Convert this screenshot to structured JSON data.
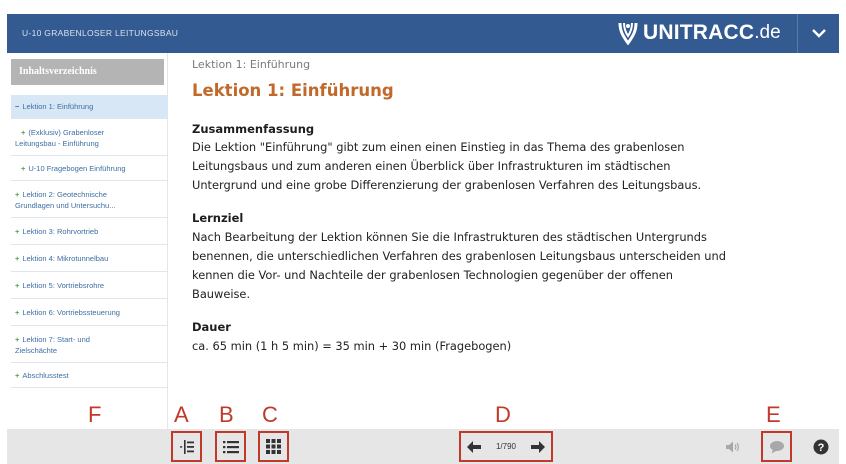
{
  "header": {
    "course_title": "U-10 GRABENLOSER LEITUNGSBAU",
    "logo_text": "UNITRACC",
    "logo_tld": ".de",
    "bg_color": "#335a91"
  },
  "sidebar": {
    "heading": "Inhaltsverzeichnis",
    "items": [
      {
        "marker": "−",
        "lines": [
          "Lektion 1: Einführung"
        ],
        "active": true
      },
      {
        "marker": "+",
        "lines": [
          "(Exklusiv) Grabenloser",
          "Leitungsbau - Einführung"
        ]
      },
      {
        "marker": "+",
        "lines": [
          "U-10 Fragebogen Einführung"
        ]
      },
      {
        "marker": "+",
        "lines": [
          "Lektion 2: Geotechnische",
          "Grundlagen und Untersuchu..."
        ]
      },
      {
        "marker": "+",
        "lines": [
          "Lektion 3: Rohrvortrieb"
        ]
      },
      {
        "marker": "+",
        "lines": [
          "Lektion 4: Mikrotunnelbau"
        ]
      },
      {
        "marker": "+",
        "lines": [
          "Lektion 5: Vortriebsrohre"
        ]
      },
      {
        "marker": "+",
        "lines": [
          "Lektion 6: Vortriebssteuerung"
        ]
      },
      {
        "marker": "+",
        "lines": [
          "Lektion 7: Start- und",
          "Zielschächte"
        ]
      },
      {
        "marker": "+",
        "lines": [
          "Abschlusstest"
        ]
      }
    ]
  },
  "content": {
    "breadcrumb": "Lektion 1: Einführung",
    "title": "Lektion 1: Einführung",
    "summary_heading": "Zusammenfassung",
    "summary_lines": [
      "Die Lektion \"Einführung\" gibt zum einen einen Einstieg in das Thema des grabenlosen",
      "Leitungsbaus und zum anderen einen Überblick über Infrastrukturen im städtischen",
      "Untergrund und eine grobe Differenzierung der grabenlosen Verfahren des Leitungsbaus."
    ],
    "goal_heading": "Lernziel",
    "goal_lines": [
      "Nach Bearbeitung der Lektion können Sie die Infrastrukturen des städtischen Untergrunds",
      "benennen, die unterschiedlichen Verfahren des grabenlosen Leitungsbaus unterscheiden und",
      "kennen die Vor- und Nachteile der grabenlosen Technologien gegenüber der offenen",
      "Bauweise."
    ],
    "duration_heading": "Dauer",
    "duration_text": "ca. 65 min (1 h 5 min) = 35 min + 30 min (Fragebogen)",
    "title_color": "#c0692a"
  },
  "footer": {
    "page_counter": "1/790",
    "icons": {
      "a": "toc-toggle-icon",
      "b": "list-icon",
      "c": "grid-icon",
      "prev": "arrow-left-icon",
      "next": "arrow-right-icon",
      "audio": "speaker-icon",
      "comment": "speech-bubble-icon",
      "help": "help-icon"
    }
  },
  "annotations": {
    "a": "A",
    "b": "B",
    "c": "C",
    "d": "D",
    "e": "E",
    "f": "F",
    "color": "#c0392b"
  }
}
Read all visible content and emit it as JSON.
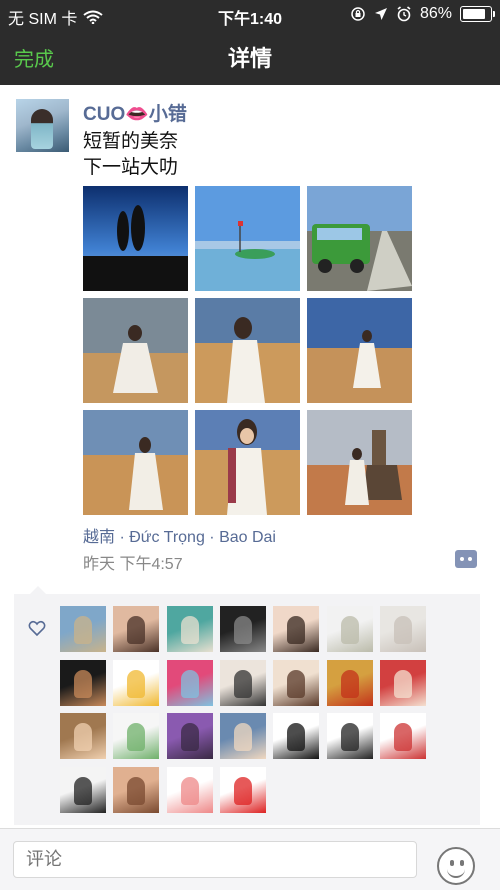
{
  "status_bar": {
    "carrier": "无 SIM 卡",
    "time": "下午1:40",
    "battery": "86%",
    "battery_level": 0.86
  },
  "nav": {
    "done_label": "完成",
    "title": "详情"
  },
  "post": {
    "username": "CUO👄小错",
    "text_lines": [
      "短暂的美奈",
      "下一站大叻"
    ],
    "location": "越南 · Đức Trọng · Bao Dai",
    "time": "昨天 下午4:57",
    "photos": [
      "silhouette-couple",
      "boat-on-beach",
      "green-jeep",
      "girl-dunes-1",
      "girl-dunes-2",
      "girl-dunes-3",
      "girl-dunes-4",
      "girl-dunes-5",
      "girl-dunes-6"
    ]
  },
  "likes": {
    "count": 25
  },
  "bottom": {
    "comment_placeholder": "评论"
  },
  "colors": {
    "nav_background": "#2c2c2c",
    "done_green": "#59c94c",
    "link_blue": "#576b95",
    "likes_background": "#f3f3f5"
  }
}
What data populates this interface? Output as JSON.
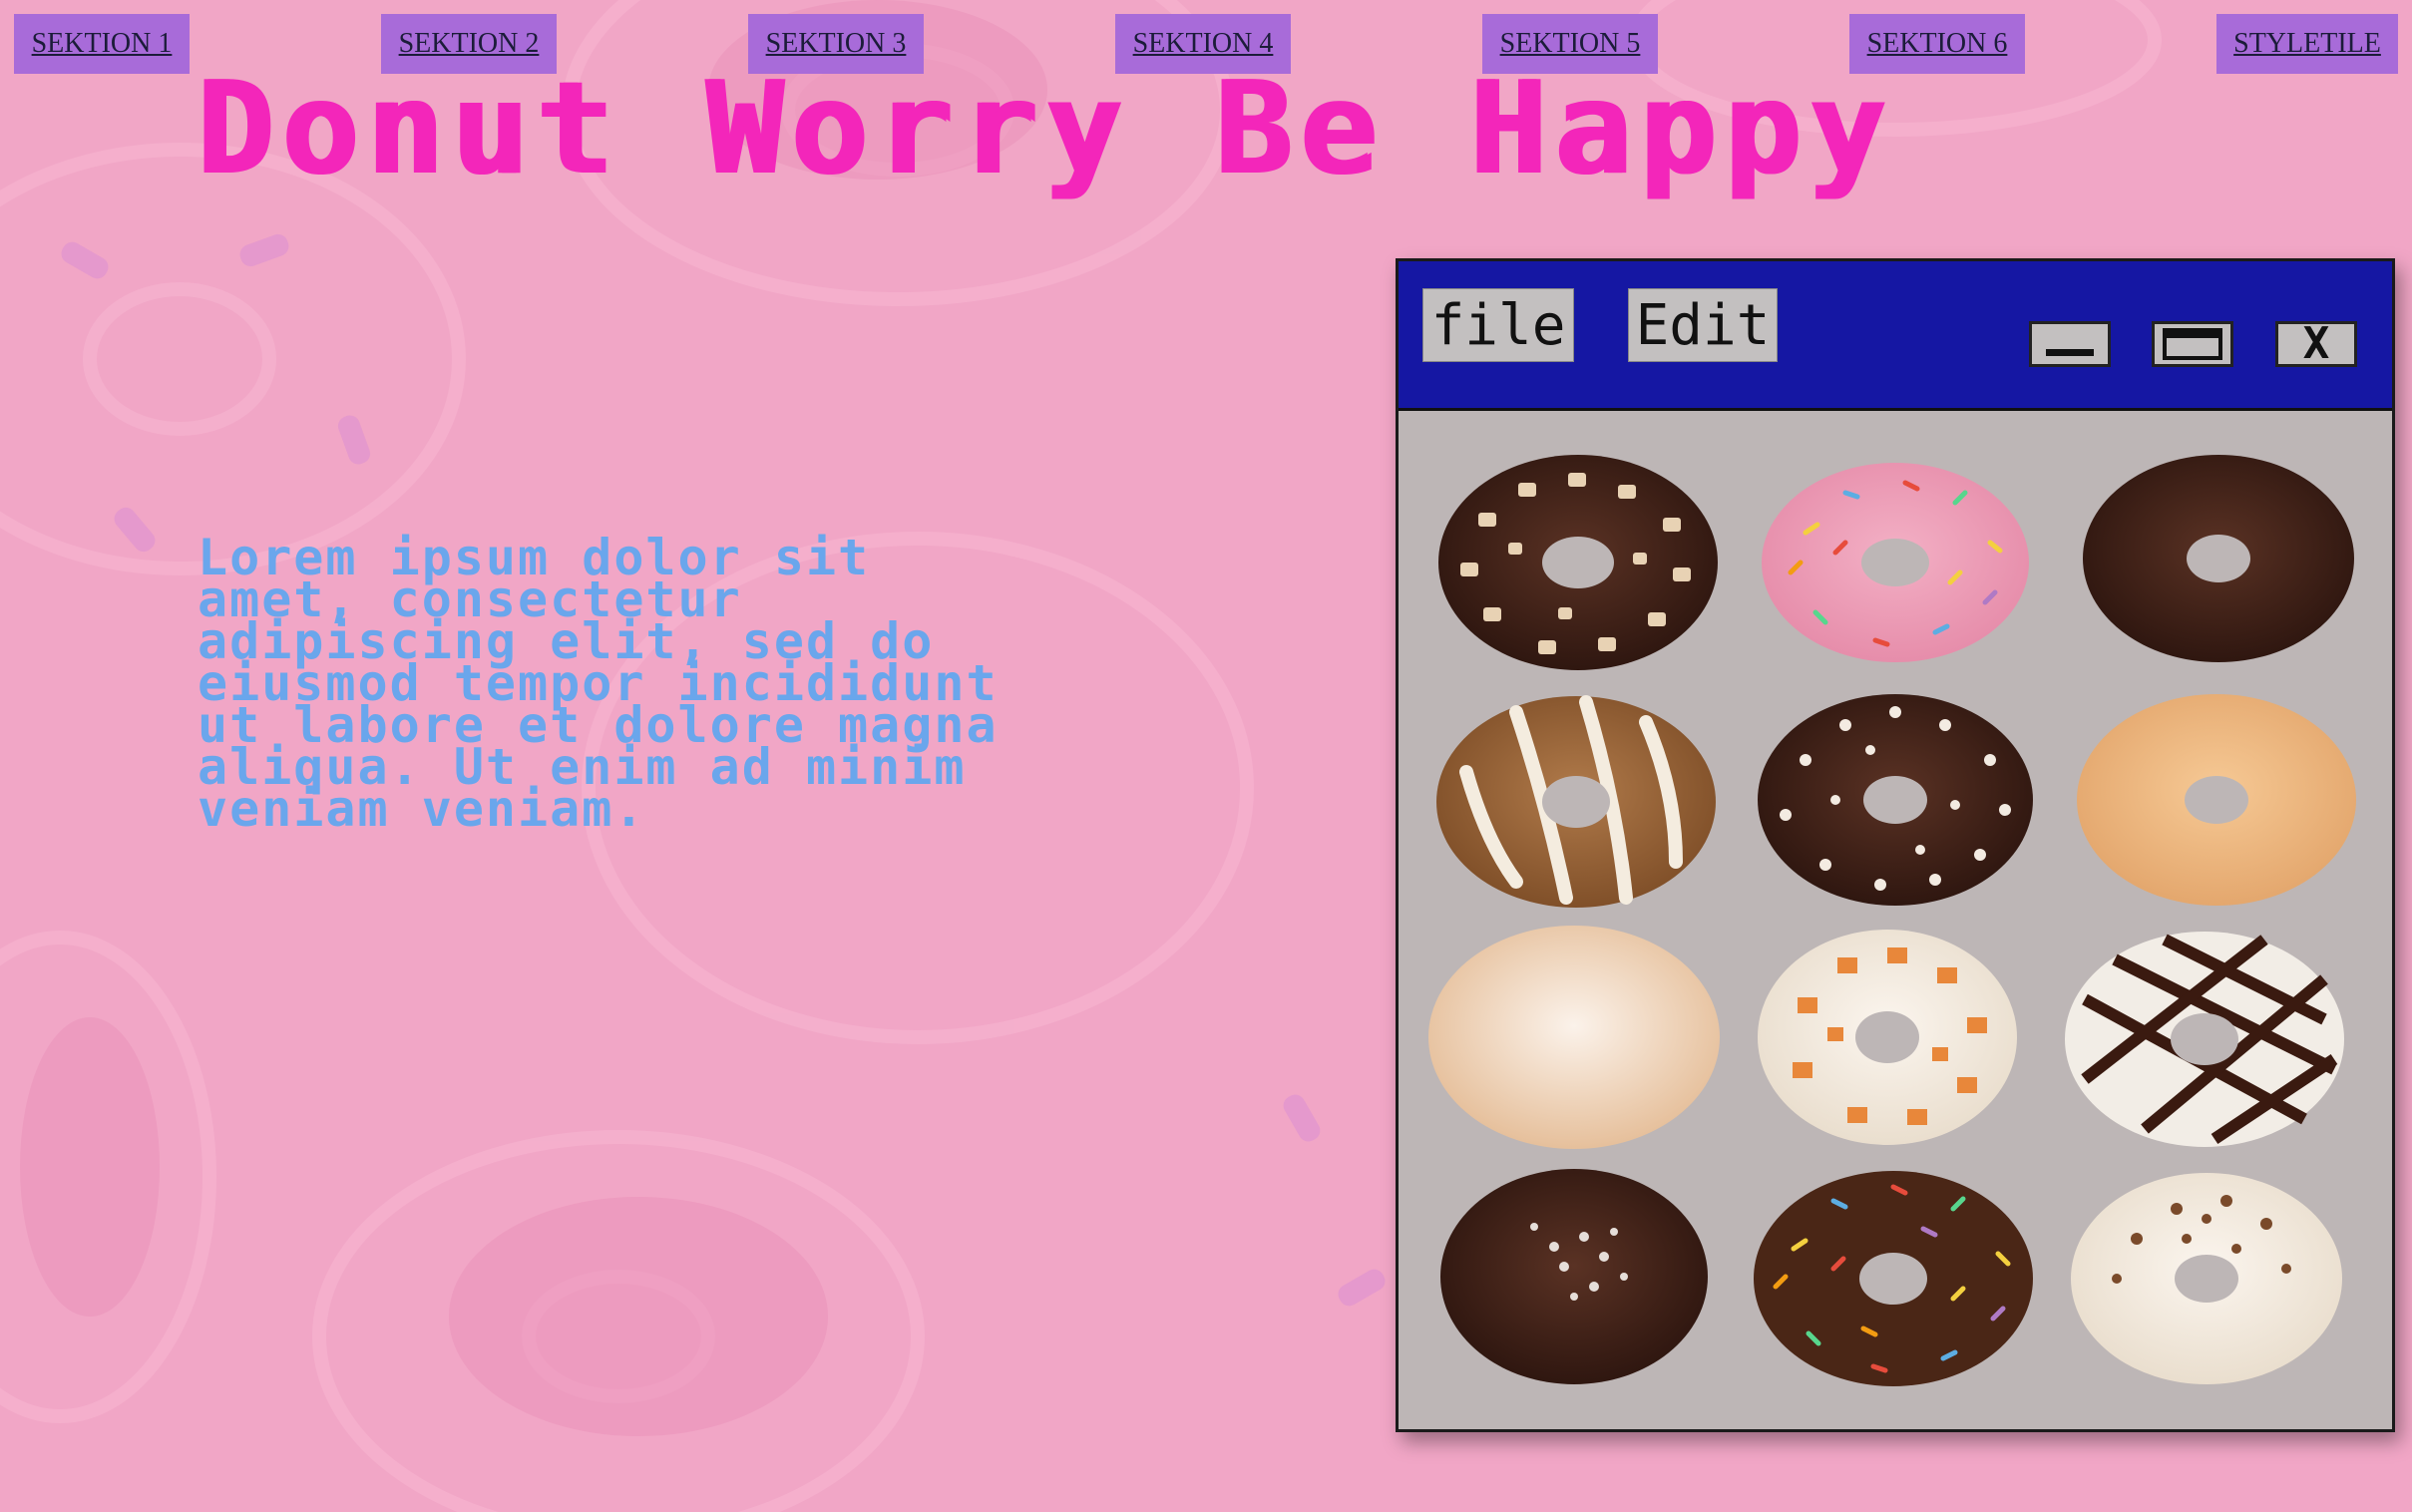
{
  "nav": {
    "items": [
      {
        "label": "SEKTION 1"
      },
      {
        "label": "SEKTION 2"
      },
      {
        "label": "SEKTION 3"
      },
      {
        "label": "SEKTION 4"
      },
      {
        "label": "SEKTION 5"
      },
      {
        "label": "SEKTION 6"
      },
      {
        "label": "STYLETILE"
      }
    ]
  },
  "hero": {
    "title": "Donut Worry Be Happy",
    "body": "Lorem ipsum dolor sit amet, consectetur adipiscing elit, sed do eiusmod tempor incididunt ut labore et dolore magna aliqua. Ut enim ad minim veniam veniam."
  },
  "window": {
    "menu": {
      "file": "file",
      "edit": "Edit"
    },
    "controls": [
      "minimize-icon",
      "maximize-icon",
      "close-icon"
    ],
    "close_glyph": "X",
    "gallery": [
      {
        "name": "donut-chocolate-nuts"
      },
      {
        "name": "donut-pink-sprinkles"
      },
      {
        "name": "donut-dark-chocolate"
      },
      {
        "name": "donut-white-striped"
      },
      {
        "name": "donut-chocolate-white-bits"
      },
      {
        "name": "donut-sugar-glazed"
      },
      {
        "name": "donut-powdered"
      },
      {
        "name": "donut-white-orange-bits"
      },
      {
        "name": "donut-chocolate-drizzle"
      },
      {
        "name": "donut-chocolate-coconut"
      },
      {
        "name": "donut-rainbow-sprinkles"
      },
      {
        "name": "donut-white-chocolate-shavings"
      }
    ]
  },
  "colors": {
    "background": "#f1a6c6",
    "nav_tab": "#a86bd9",
    "title": "#f326ba",
    "body_text": "#6aa6ec",
    "window_titlebar": "#1517a3",
    "window_body": "#bdb6b6"
  }
}
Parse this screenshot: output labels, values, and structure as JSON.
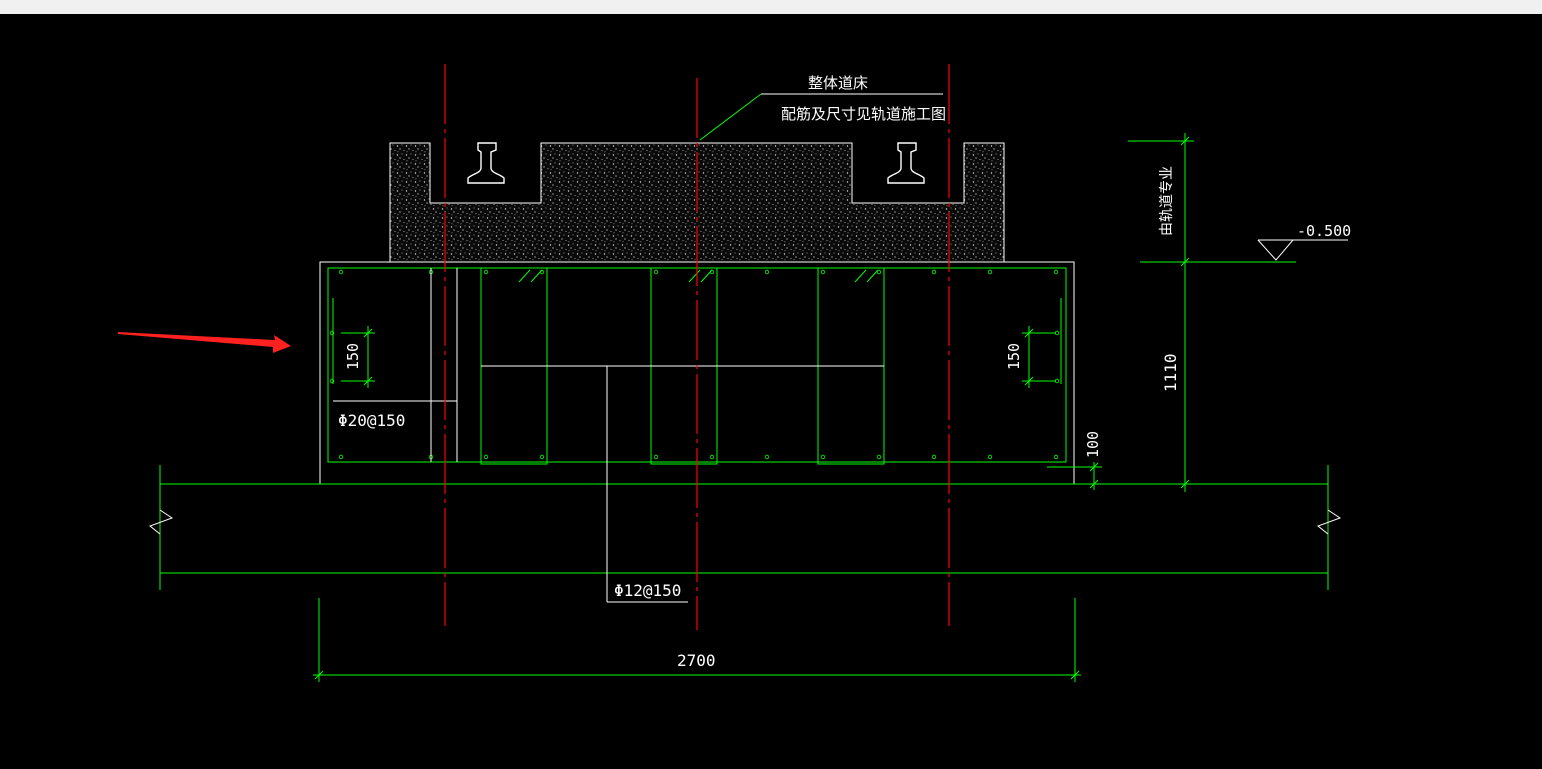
{
  "window": {
    "title": ""
  },
  "drawing": {
    "colors": {
      "background": "#000000",
      "outline": "#ffffff",
      "rebar": "#00ff00",
      "centerline": "#ff0000",
      "arrow": "#ff2020"
    },
    "labels": {
      "bed_title": "整体道床",
      "bed_note": "配筋及尺寸见轨道施工图",
      "elevation_note": "由轨道专业",
      "elevation_value": "-0.500",
      "height_dim": "1110",
      "cover_dim": "100",
      "spacing_left": "150",
      "spacing_right": "150",
      "rebar_side": "Φ20@150",
      "rebar_bottom": "Φ12@150",
      "width_dim": "2700"
    }
  }
}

* * * * * * *

From the listing, copy each line containing the word "JSON".

Convert this screenshot to structured JSON data.
Read all visible content and emit it as JSON.
What data populates this interface? Output as JSON.
Parse this screenshot: output labels, values, and structure as JSON.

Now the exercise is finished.